(Aim) Every record must be transcribed in its entirety, apart from the images, which are to be omitted.

(Entries from a visual dataset)
--- BEGIN ---

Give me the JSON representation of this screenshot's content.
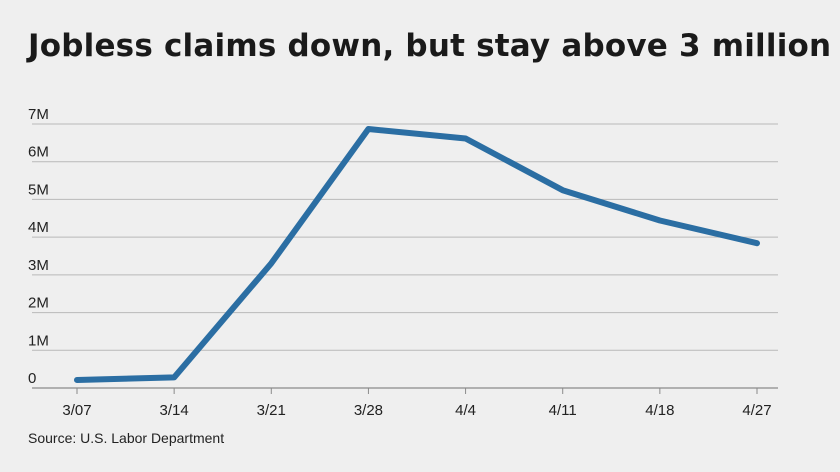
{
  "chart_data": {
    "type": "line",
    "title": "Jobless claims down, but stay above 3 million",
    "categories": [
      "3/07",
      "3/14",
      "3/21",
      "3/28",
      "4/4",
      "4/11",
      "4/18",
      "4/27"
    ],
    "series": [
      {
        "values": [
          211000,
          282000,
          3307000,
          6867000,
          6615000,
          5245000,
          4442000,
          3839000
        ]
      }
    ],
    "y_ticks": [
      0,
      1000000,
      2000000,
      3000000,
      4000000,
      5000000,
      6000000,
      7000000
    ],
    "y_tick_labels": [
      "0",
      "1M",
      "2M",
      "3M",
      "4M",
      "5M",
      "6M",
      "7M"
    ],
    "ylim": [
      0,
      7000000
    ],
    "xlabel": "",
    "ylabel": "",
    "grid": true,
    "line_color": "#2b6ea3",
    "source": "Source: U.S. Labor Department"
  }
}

--- END ---

(Solution to this exercise)
Give me the JSON representation of this screenshot's content.
{
  "chart_data": {
    "type": "line",
    "title": "Jobless claims down, but stay above 3 million",
    "categories": [
      "3/07",
      "3/14",
      "3/21",
      "3/28",
      "4/4",
      "4/11",
      "4/18",
      "4/27"
    ],
    "series": [
      {
        "values": [
          211000,
          282000,
          3307000,
          6867000,
          6615000,
          5245000,
          4442000,
          3839000
        ]
      }
    ],
    "y_ticks": [
      0,
      1000000,
      2000000,
      3000000,
      4000000,
      5000000,
      6000000,
      7000000
    ],
    "y_tick_labels": [
      "0",
      "1M",
      "2M",
      "3M",
      "4M",
      "5M",
      "6M",
      "7M"
    ],
    "ylim": [
      0,
      7000000
    ],
    "xlabel": "",
    "ylabel": "",
    "grid": true,
    "line_color": "#2b6ea3",
    "source": "Source: U.S. Labor Department"
  }
}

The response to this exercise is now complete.